Work to be completed — Scan the data below. Pull out each line where "vulgaris" occurs.

Material supplied —
════════
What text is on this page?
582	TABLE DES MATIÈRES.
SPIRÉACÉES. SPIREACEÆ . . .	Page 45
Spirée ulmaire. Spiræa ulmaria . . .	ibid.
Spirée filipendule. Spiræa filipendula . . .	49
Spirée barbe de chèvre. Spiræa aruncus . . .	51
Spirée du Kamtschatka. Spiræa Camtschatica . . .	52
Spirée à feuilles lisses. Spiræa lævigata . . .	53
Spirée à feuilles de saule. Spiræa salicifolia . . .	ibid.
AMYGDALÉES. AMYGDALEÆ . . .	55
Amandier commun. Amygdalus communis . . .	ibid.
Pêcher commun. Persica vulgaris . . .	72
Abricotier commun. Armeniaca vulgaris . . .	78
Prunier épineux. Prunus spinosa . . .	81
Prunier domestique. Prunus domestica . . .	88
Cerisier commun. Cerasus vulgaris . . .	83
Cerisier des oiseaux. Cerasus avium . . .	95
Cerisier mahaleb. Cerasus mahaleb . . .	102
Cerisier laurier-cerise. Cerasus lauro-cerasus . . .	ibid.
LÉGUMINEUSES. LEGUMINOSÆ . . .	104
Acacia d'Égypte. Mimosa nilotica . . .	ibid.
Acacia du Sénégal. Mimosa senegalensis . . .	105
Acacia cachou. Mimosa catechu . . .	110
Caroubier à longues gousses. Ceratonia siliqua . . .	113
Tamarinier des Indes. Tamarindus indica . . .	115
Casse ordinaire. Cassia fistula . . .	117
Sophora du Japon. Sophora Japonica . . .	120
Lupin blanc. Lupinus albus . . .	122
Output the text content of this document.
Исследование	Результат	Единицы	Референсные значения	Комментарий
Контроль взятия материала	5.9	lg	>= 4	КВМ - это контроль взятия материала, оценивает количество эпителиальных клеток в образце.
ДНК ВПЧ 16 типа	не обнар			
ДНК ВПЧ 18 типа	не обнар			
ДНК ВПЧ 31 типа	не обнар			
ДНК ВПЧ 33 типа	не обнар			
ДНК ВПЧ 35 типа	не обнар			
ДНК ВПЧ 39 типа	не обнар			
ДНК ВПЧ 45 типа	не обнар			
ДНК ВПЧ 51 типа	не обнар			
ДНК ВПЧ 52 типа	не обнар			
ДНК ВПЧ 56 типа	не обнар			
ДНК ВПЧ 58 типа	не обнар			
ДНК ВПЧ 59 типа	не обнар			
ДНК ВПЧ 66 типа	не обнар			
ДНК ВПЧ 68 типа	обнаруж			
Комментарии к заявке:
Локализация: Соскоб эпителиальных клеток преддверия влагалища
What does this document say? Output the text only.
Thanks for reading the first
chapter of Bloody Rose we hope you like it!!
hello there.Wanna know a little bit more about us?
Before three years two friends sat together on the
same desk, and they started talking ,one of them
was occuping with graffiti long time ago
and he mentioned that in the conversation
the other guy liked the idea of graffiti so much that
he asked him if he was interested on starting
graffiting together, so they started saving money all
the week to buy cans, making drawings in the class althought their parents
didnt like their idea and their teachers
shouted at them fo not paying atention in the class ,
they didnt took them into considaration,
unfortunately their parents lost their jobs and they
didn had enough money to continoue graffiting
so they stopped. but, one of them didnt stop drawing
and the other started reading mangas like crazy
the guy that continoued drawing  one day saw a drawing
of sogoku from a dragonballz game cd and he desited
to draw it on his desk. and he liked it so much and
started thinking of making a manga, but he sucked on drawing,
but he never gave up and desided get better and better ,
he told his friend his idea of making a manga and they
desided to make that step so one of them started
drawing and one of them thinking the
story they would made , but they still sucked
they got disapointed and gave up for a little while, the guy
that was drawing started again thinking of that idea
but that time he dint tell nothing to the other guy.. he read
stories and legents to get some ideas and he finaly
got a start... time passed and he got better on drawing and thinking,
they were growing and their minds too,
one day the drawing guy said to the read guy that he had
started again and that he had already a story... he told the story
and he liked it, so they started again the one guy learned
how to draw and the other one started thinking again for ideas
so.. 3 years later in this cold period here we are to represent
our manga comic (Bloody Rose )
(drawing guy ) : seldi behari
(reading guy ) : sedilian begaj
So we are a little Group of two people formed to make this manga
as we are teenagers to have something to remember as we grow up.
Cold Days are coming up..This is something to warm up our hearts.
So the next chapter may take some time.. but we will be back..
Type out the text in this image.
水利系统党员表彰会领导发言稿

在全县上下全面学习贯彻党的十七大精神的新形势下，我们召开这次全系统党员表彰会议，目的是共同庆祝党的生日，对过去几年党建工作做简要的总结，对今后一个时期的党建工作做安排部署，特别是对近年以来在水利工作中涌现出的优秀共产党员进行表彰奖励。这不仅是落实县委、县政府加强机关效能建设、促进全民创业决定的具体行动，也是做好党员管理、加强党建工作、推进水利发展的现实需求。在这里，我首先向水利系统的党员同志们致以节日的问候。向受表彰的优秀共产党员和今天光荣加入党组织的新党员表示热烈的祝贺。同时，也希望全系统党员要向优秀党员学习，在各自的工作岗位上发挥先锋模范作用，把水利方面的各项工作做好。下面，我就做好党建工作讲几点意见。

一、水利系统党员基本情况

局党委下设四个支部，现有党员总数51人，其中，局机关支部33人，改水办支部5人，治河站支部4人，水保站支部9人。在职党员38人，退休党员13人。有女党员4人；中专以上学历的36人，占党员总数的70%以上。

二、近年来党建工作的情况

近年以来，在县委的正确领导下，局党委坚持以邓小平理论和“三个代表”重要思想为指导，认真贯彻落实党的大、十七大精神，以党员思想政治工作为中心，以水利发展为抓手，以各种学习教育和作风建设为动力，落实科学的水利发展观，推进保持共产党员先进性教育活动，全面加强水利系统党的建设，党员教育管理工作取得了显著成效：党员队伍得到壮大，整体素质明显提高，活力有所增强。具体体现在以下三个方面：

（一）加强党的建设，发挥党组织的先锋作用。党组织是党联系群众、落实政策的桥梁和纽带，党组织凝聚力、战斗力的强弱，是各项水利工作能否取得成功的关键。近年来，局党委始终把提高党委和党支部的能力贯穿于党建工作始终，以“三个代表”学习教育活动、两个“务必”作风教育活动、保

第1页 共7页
════════
Written answer —
Pêcher commun. Persica vulgaris . . .	72
Abricotier commun. Armeniaca vulgaris . . .	78
Cerisier commun. Cerasus vulgaris . . .	83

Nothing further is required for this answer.